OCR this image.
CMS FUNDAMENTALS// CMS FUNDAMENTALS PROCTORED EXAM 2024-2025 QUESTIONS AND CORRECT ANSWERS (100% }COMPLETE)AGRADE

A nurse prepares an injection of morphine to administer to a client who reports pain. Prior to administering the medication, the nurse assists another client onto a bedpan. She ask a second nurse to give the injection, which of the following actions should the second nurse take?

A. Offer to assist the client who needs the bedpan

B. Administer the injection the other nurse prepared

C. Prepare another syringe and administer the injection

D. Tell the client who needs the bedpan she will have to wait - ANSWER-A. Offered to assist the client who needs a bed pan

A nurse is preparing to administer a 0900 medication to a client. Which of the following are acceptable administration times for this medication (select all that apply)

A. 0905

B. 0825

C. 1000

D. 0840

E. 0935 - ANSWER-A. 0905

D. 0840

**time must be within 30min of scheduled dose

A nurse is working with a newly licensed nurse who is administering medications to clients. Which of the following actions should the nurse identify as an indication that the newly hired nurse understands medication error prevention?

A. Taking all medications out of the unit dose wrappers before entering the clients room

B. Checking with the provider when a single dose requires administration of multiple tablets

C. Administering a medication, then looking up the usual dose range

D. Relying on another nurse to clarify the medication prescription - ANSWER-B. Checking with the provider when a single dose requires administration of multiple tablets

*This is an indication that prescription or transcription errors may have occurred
◇ ◇ ◇ ◇
* _What to do_
Repeat every record, keeping each word and mark exactly as it is.

* _Final answer_
OCR this image.
CMS FUNDAMENTALS// CMS FUNDAMENTALS PROCTORED EXAM 2024-2025 QUESTIONS AND CORRECT ANSWERS (100% }COMPLETE)AGRADE

A nurse prepares an injection of morphine to administer to a client who reports pain. Prior to administering the medication, the nurse assists another client onto a bedpan. She ask a second nurse to give the injection, which of the following actions should the second nurse take?

A. Offer to assist the client who needs the bedpan

B. Administer the injection the other nurse prepared

C. Prepare another syringe and administer the injection

D. Tell the client who needs the bedpan she will have to wait - ANSWER-A. Offered to assist the client who needs a bed pan

A nurse is preparing to administer a 0900 medication to a client. Which of the following are acceptable administration times for this medication (select all that apply)

A. 0905

B. 0825

C. 1000

D. 0840

E. 0935 - ANSWER-A. 0905

D. 0840

**time must be within 30min of scheduled dose

A nurse is working with a newly licensed nurse who is administering medications to clients. Which of the following actions should the nurse identify as an indication that the newly hired nurse understands medication error prevention?

A. Taking all medications out of the unit dose wrappers before entering the clients room

B. Checking with the provider when a single dose requires administration of multiple tablets

C. Administering a medication, then looking up the usual dose range

D. Relying on another nurse to clarify the medication prescription - ANSWER-B. Checking with the provider when a single dose requires administration of multiple tablets

*This is an indication that prescription or transcription errors may have occurred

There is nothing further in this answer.